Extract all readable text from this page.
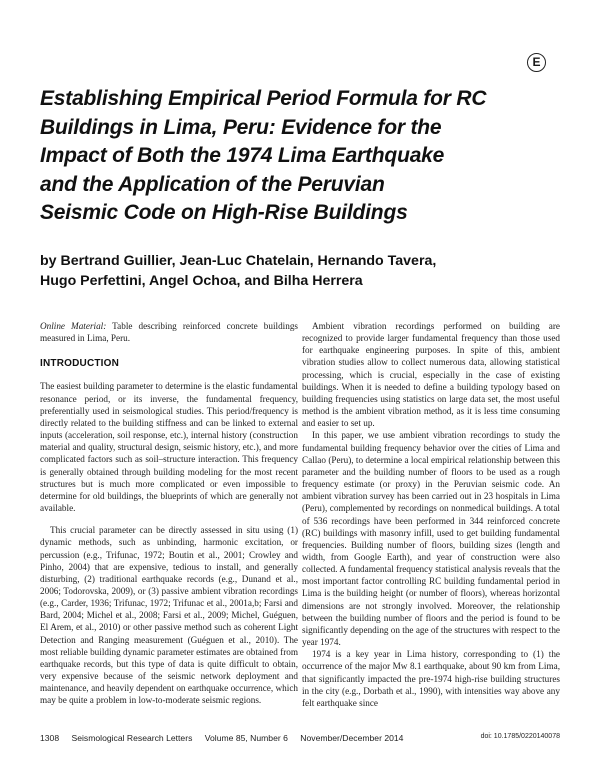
E
Establishing Empirical Period Formula for RC
Buildings in Lima, Peru: Evidence for the
Impact of Both the 1974 Lima Earthquake
and the Application of the Peruvian
Seismic Code on High-Rise Buildings
by Bertrand Guillier, Jean-Luc Chatelain, Hernando Tavera,
Hugo Perfettini, Angel Ochoa, and Bilha Herrera

Online Material: Table describing reinforced concrete buildings measured in Lima, Peru.

INTRODUCTION

The easiest building parameter to determine is the elastic fundamental resonance period, or its inverse, the fundamental frequency, preferentially used in seismological studies. This period/frequency is directly related to the building stiffness and can be linked to external inputs (acceleration, soil response, etc.), internal history (construction material and quality, structural design, seismic history, etc.), and more complicated factors such as soil–structure interaction. This frequency is generally obtained through building modeling for the most recent structures but is much more complicated or even impossible to determine for old buildings, the blueprints of which are generally not available.

This crucial parameter can be directly assessed in situ using (1) dynamic methods, such as unbinding, harmonic excitation, or percussion (e.g., Trifunac, 1972; Boutin et al., 2001; Crowley and Pinho, 2004) that are expensive, tedious to install, and generally disturbing, (2) traditional earthquake records (e.g., Dunand et al., 2006; Todorovska, 2009), or (3) passive ambient vibration recordings (e.g., Carder, 1936; Trifunac, 1972; Trifunac et al., 2001a,b; Farsi and Bard, 2004; Michel et al., 2008; Farsi et al., 2009; Michel, Guéguen, El Arem, et al., 2010) or other passive method such as coherent Light Detection and Ranging measurement (Guéguen et al., 2010). The most reliable building dynamic parameter estimates are obtained from earthquake records, but this type of data is quite difficult to obtain, very expensive because of the seismic network deployment and maintenance, and heavily dependent on earthquake occurrence, which may be quite a problem in low-to-moderate seismic regions.

Ambient vibration recordings performed on building are recognized to provide larger fundamental frequency than those used for earthquake engineering purposes. In spite of this, ambient vibration studies allow to collect numerous data, allowing statistical processing, which is crucial, especially in the case of existing buildings. When it is needed to define a building typology based on building frequencies using statistics on large data set, the most useful method is the ambient vibration method, as it is less time consuming and easier to set up.

In this paper, we use ambient vibration recordings to study the fundamental building frequency behavior over the cities of Lima and Callao (Peru), to determine a local empirical relationship between this parameter and the building number of floors to be used as a rough frequency estimate (or proxy) in the Peruvian seismic code. An ambient vibration survey has been carried out in 23 hospitals in Lima (Peru), complemented by recordings on nonmedical buildings. A total of 536 recordings have been performed in 344 reinforced concrete (RC) buildings with masonry infill, used to get building fundamental frequencies. Building number of floors, building sizes (length and width, from Google Earth), and year of construction were also collected. A fundamental frequency statistical analysis reveals that the most important factor controlling RC building fundamental period in Lima is the building height (or number of floors), whereas horizontal dimensions are not strongly involved. Moreover, the relationship between the building number of floors and the period is found to be significantly depending on the age of the structures with respect to the year 1974.

1974 is a key year in Lima history, corresponding to (1) the occurrence of the major Mw 8.1 earthquake, about 90 km from Lima, that significantly impacted the pre-1974 high-rise building structures in the city (e.g., Dorbath et al., 1990), with intensities way above any felt earthquake since

1308 Seismological Research Letters Volume 85, Number 6 November/December 2014	doi: 10.1785/0220140078
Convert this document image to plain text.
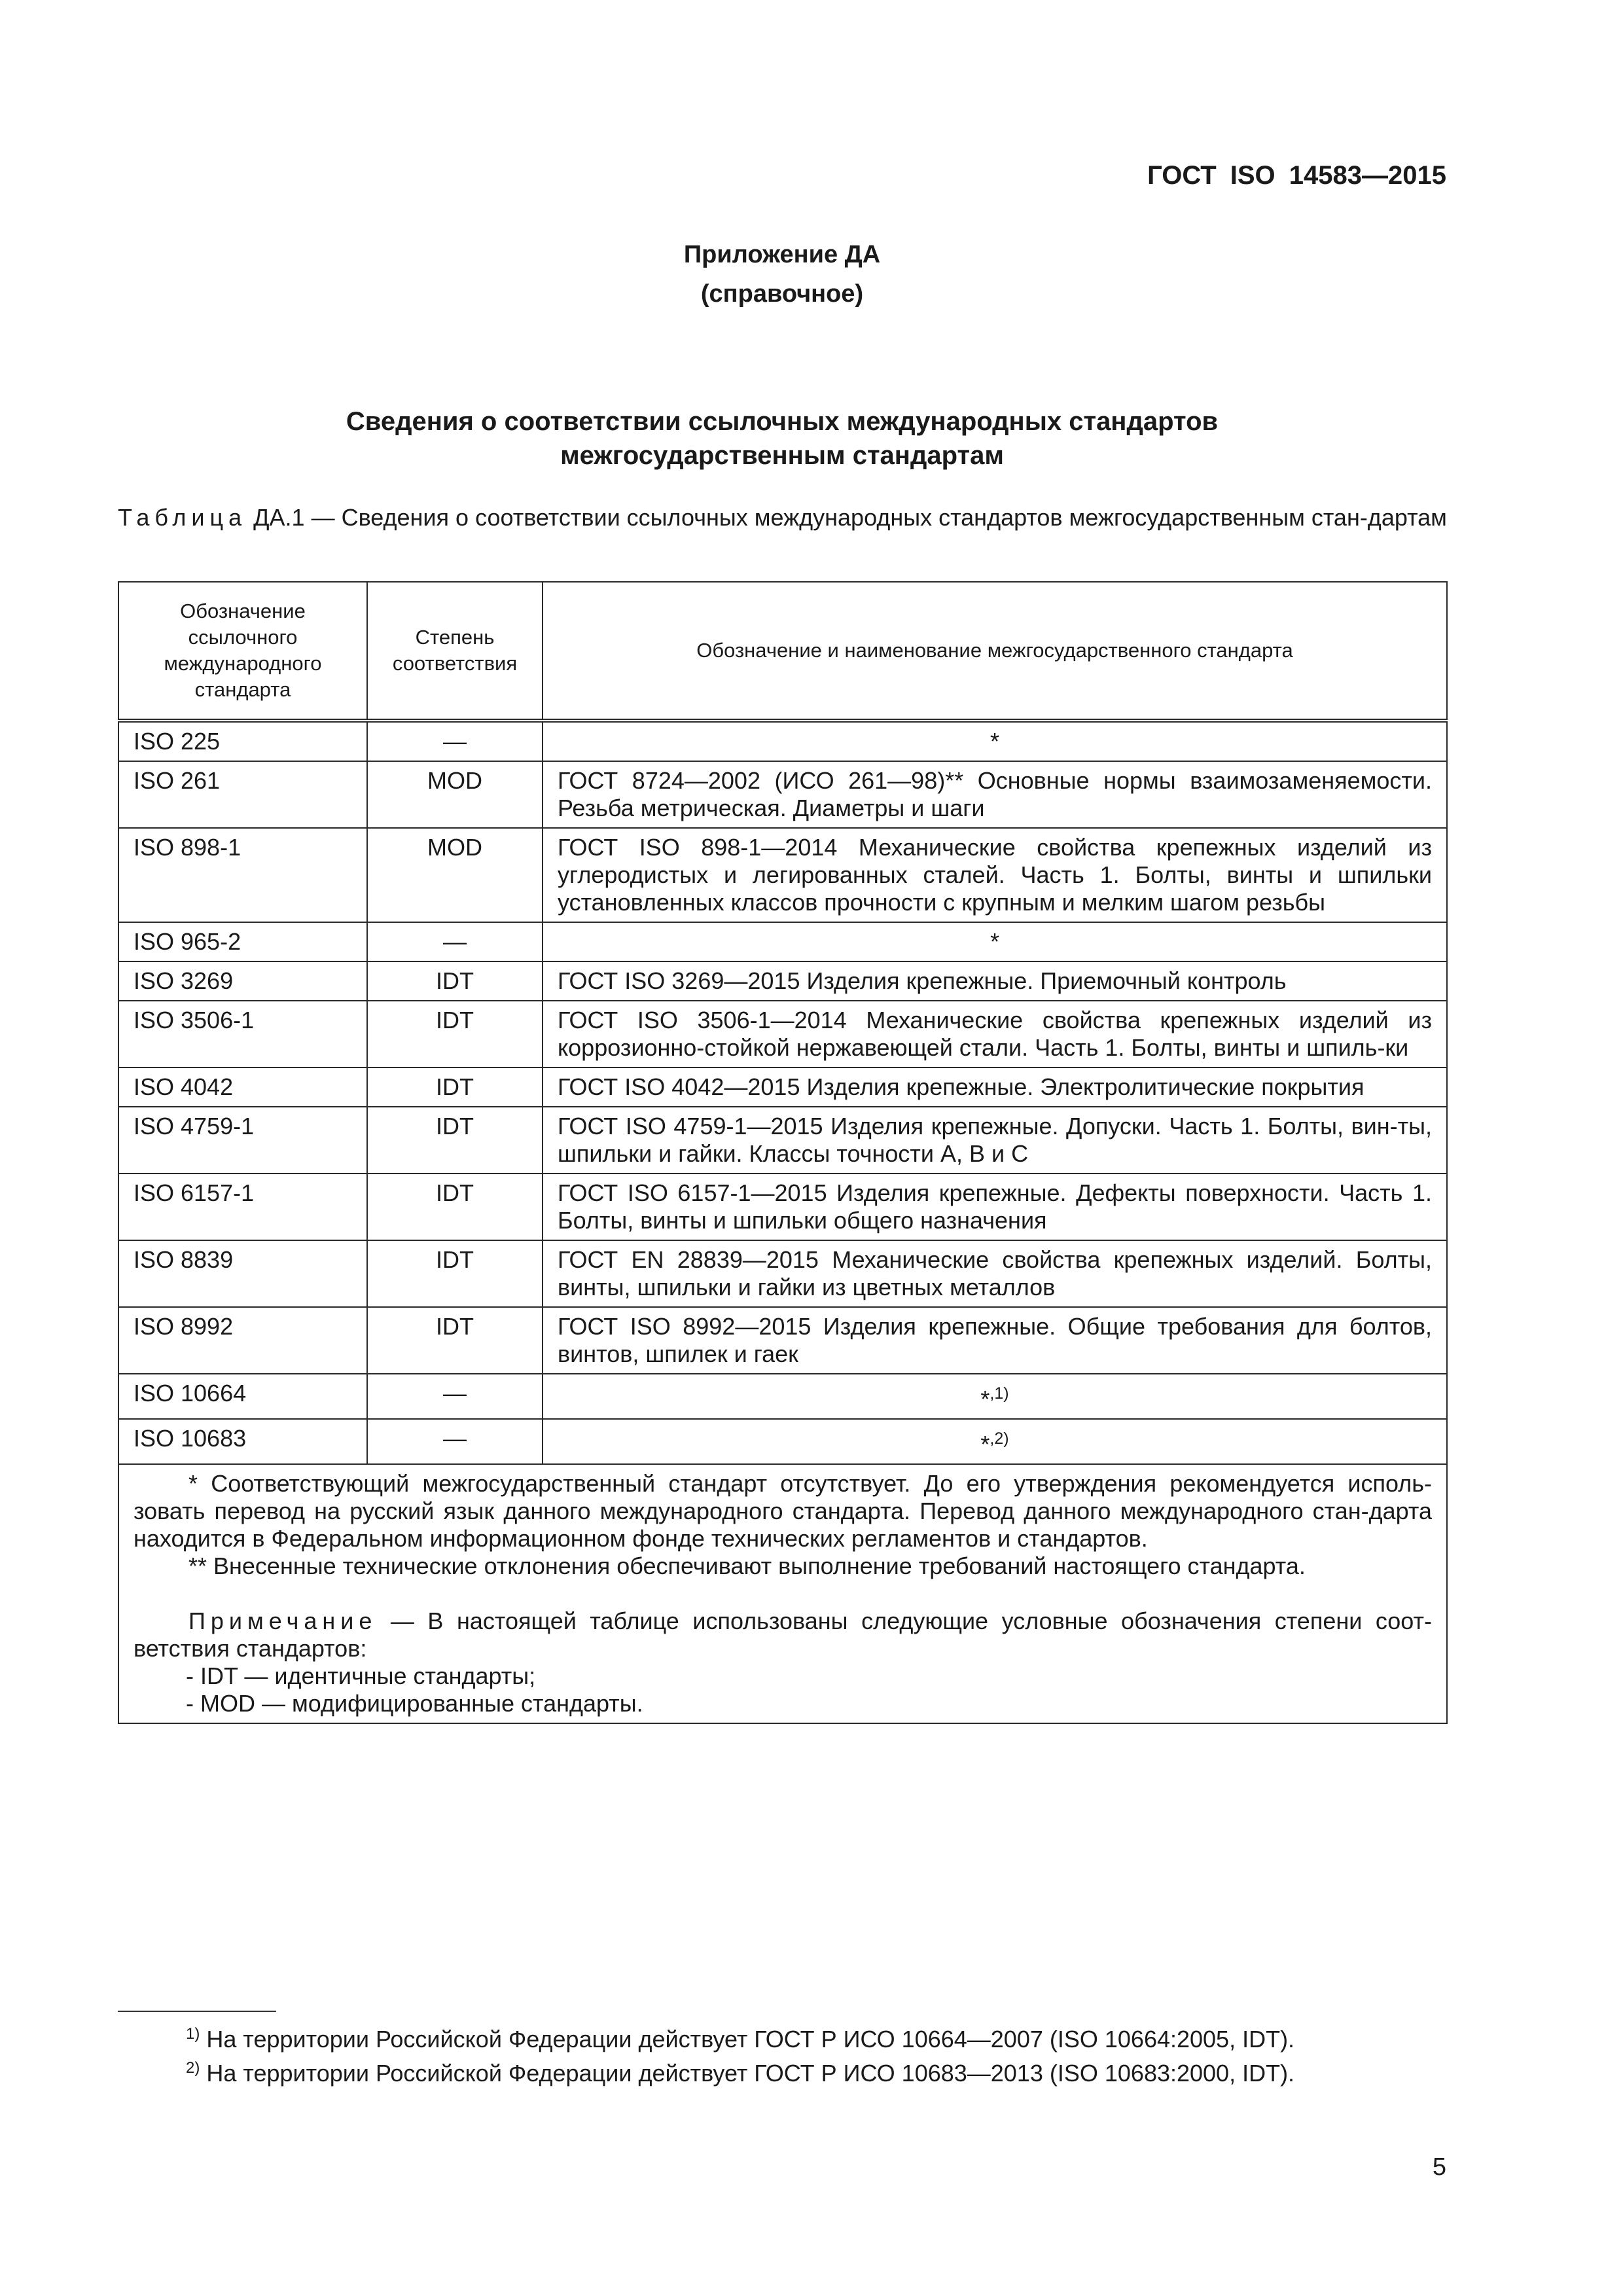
ГОСТ ISO 14583—2015
Приложение ДА
(справочное)
Сведения о соответствии ссылочных международных стандартов
межгосударственным стандартам
Таблица ДА.1 — Сведения о соответствии ссылочных международных стандартов межгосударственным стан-дартам
Обозначение ссылочного международного стандарта	Степень соответствия	Обозначение и наименование межгосударственного стандарта
ISO 225	—	*
ISO 261	MOD	ГОСТ 8724—2002 (ИСО 261—98)** Основные нормы взаимозаменяемости. Резьба метрическая. Диаметры и шаги
ISO 898-1	MOD	ГОСТ ISO 898-1—2014 Механические свойства крепежных изделий из углеродистых и легированных сталей. Часть 1. Болты, винты и шпильки установленных классов прочности с крупным и мелким шагом резьбы
ISO 965-2	—	*
ISO 3269	IDT	ГОСТ ISO 3269—2015 Изделия крепежные. Приемочный контроль
ISO 3506-1	IDT	ГОСТ ISO 3506-1—2014 Механические свойства крепежных изделий из коррозионно-стойкой нержавеющей стали. Часть 1. Болты, винты и шпиль-ки
ISO 4042	IDT	ГОСТ ISO 4042—2015 Изделия крепежные. Электролитические покрытия
ISO 4759-1	IDT	ГОСТ ISO 4759-1—2015 Изделия крепежные. Допуски. Часть 1. Болты, вин-ты, шпильки и гайки. Классы точности А, В и С
ISO 6157-1	IDT	ГОСТ ISO 6157-1—2015 Изделия крепежные. Дефекты поверхности. Часть 1. Болты, винты и шпильки общего назначения
ISO 8839	IDT	ГОСТ EN 28839—2015 Механические свойства крепежных изделий. Болты, винты, шпильки и гайки из цветных металлов
ISO 8992	IDT	ГОСТ ISO 8992—2015 Изделия крепежные. Общие требования для болтов, винтов, шпилек и гаек
ISO 10664	—	*$^{,1)}$
ISO 10683	—	*$^{,2)}$

* Соответствующий межгосударственный стандарт отсутствует. До его утверждения рекомендуется исполь-зовать перевод на русский язык данного международного стандарта. Перевод данного международного стан-дарта находится в Федеральном информационном фонде технических регламентов и стандартов.

** Внесенные технические отклонения обеспечивают выполнение требований настоящего стандарта.

Примечание — В настоящей таблице использованы следующие условные обозначения степени соот-ветствия стандартов:

- IDT — идентичные стандарты;

- MOD — модифицированные стандарты.		

$^{1)}$ На территории Российской Федерации действует ГОСТ Р ИСО 10664—2007 (ISO 10664:2005, IDT).
$^{2)}$ На территории Российской Федерации действует ГОСТ Р ИСО 10683—2013 (ISO 10683:2000, IDT).
5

TASK TO CARRY OUT — Quote the entries in full. Any image among them is to be omitted from the copy.

THE SOLUTION —
Extract all readable text from this page.
E
Establishing Empirical Period Formula for RC
Buildings in Lima, Peru: Evidence for the
Impact of Both the 1974 Lima Earthquake
and the Application of the Peruvian
Seismic Code on High-Rise Buildings
by Bertrand Guillier, Jean-Luc Chatelain, Hernando Tavera,
Hugo Perfettini, Angel Ochoa, and Bilha Herrera

Online Material: Table describing reinforced concrete buildings measured in Lima, Peru.

INTRODUCTION

The easiest building parameter to determine is the elastic fundamental resonance period, or its inverse, the fundamental frequency, preferentially used in seismological studies. This period/frequency is directly related to the building stiffness and can be linked to external inputs (acceleration, soil response, etc.), internal history (construction material and quality, structural design, seismic history, etc.), and more complicated factors such as soil–structure interaction. This frequency is generally obtained through building modeling for the most recent structures but is much more complicated or even impossible to determine for old buildings, the blueprints of which are generally not available.

This crucial parameter can be directly assessed in situ using (1) dynamic methods, such as unbinding, harmonic excitation, or percussion (e.g., Trifunac, 1972; Boutin et al., 2001; Crowley and Pinho, 2004) that are expensive, tedious to install, and generally disturbing, (2) traditional earthquake records (e.g., Dunand et al., 2006; Todorovska, 2009), or (3) passive ambient vibration recordings (e.g., Carder, 1936; Trifunac, 1972; Trifunac et al., 2001a,b; Farsi and Bard, 2004; Michel et al., 2008; Farsi et al., 2009; Michel, Guéguen, El Arem, et al., 2010) or other passive method such as coherent Light Detection and Ranging measurement (Guéguen et al., 2010). The most reliable building dynamic parameter estimates are obtained from earthquake records, but this type of data is quite difficult to obtain, very expensive because of the seismic network deployment and maintenance, and heavily dependent on earthquake occurrence, which may be quite a problem in low-to-moderate seismic regions.

Ambient vibration recordings performed on building are recognized to provide larger fundamental frequency than those used for earthquake engineering purposes. In spite of this, ambient vibration studies allow to collect numerous data, allowing statistical processing, which is crucial, especially in the case of existing buildings. When it is needed to define a building typology based on building frequencies using statistics on large data set, the most useful method is the ambient vibration method, as it is less time consuming and easier to set up.

In this paper, we use ambient vibration recordings to study the fundamental building frequency behavior over the cities of Lima and Callao (Peru), to determine a local empirical relationship between this parameter and the building number of floors to be used as a rough frequency estimate (or proxy) in the Peruvian seismic code. An ambient vibration survey has been carried out in 23 hospitals in Lima (Peru), complemented by recordings on nonmedical buildings. A total of 536 recordings have been performed in 344 reinforced concrete (RC) buildings with masonry infill, used to get building fundamental frequencies. Building number of floors, building sizes (length and width, from Google Earth), and year of construction were also collected. A fundamental frequency statistical analysis reveals that the most important factor controlling RC building fundamental period in Lima is the building height (or number of floors), whereas horizontal dimensions are not strongly involved. Moreover, the relationship between the building number of floors and the period is found to be significantly depending on the age of the structures with respect to the year 1974.

1974 is a key year in Lima history, corresponding to (1) the occurrence of the major Mw 8.1 earthquake, about 90 km from Lima, that significantly impacted the pre-1974 high-rise building structures in the city (e.g., Dorbath et al., 1990), with intensities way above any felt earthquake since

1308 Seismological Research Letters Volume 85, Number 6 November/December 2014	doi: 10.1785/0220140078
Convert this document image to plain text.
ГОСТ ISO 14583—2015
Приложение ДА
(справочное)
Сведения о соответствии ссылочных международных стандартов
межгосударственным стандартам
Таблица ДА.1 — Сведения о соответствии ссылочных международных стандартов межгосударственным стан-дартам
Обозначение ссылочного международного стандарта	Степень соответствия	Обозначение и наименование межгосударственного стандарта
ISO 225	—	*
ISO 261	MOD	ГОСТ 8724—2002 (ИСО 261—98)** Основные нормы взаимозаменяемости. Резьба метрическая. Диаметры и шаги
ISO 898-1	MOD	ГОСТ ISO 898-1—2014 Механические свойства крепежных изделий из углеродистых и легированных сталей. Часть 1. Болты, винты и шпильки установленных классов прочности с крупным и мелким шагом резьбы
ISO 965-2	—	*
ISO 3269	IDT	ГОСТ ISO 3269—2015 Изделия крепежные. Приемочный контроль
ISO 3506-1	IDT	ГОСТ ISO 3506-1—2014 Механические свойства крепежных изделий из коррозионно-стойкой нержавеющей стали. Часть 1. Болты, винты и шпиль-ки
ISO 4042	IDT	ГОСТ ISO 4042—2015 Изделия крепежные. Электролитические покрытия
ISO 4759-1	IDT	ГОСТ ISO 4759-1—2015 Изделия крепежные. Допуски. Часть 1. Болты, вин-ты, шпильки и гайки. Классы точности А, В и С
ISO 6157-1	IDT	ГОСТ ISO 6157-1—2015 Изделия крепежные. Дефекты поверхности. Часть 1. Болты, винты и шпильки общего назначения
ISO 8839	IDT	ГОСТ EN 28839—2015 Механические свойства крепежных изделий. Болты, винты, шпильки и гайки из цветных металлов
ISO 8992	IDT	ГОСТ ISO 8992—2015 Изделия крепежные. Общие требования для болтов, винтов, шпилек и гаек
ISO 10664	—	*$^{,1)}$
ISO 10683	—	*$^{,2)}$

* Соответствующий межгосударственный стандарт отсутствует. До его утверждения рекомендуется исполь-зовать перевод на русский язык данного международного стандарта. Перевод данного международного стан-дарта находится в Федеральном информационном фонде технических регламентов и стандартов.

** Внесенные технические отклонения обеспечивают выполнение требований настоящего стандарта.

Примечание — В настоящей таблице использованы следующие условные обозначения степени соот-ветствия стандартов:

- IDT — идентичные стандарты;

- MOD — модифицированные стандарты.		

$^{1)}$ На территории Российской Федерации действует ГОСТ Р ИСО 10664—2007 (ISO 10664:2005, IDT).
$^{2)}$ На территории Российской Федерации действует ГОСТ Р ИСО 10683—2013 (ISO 10683:2000, IDT).
5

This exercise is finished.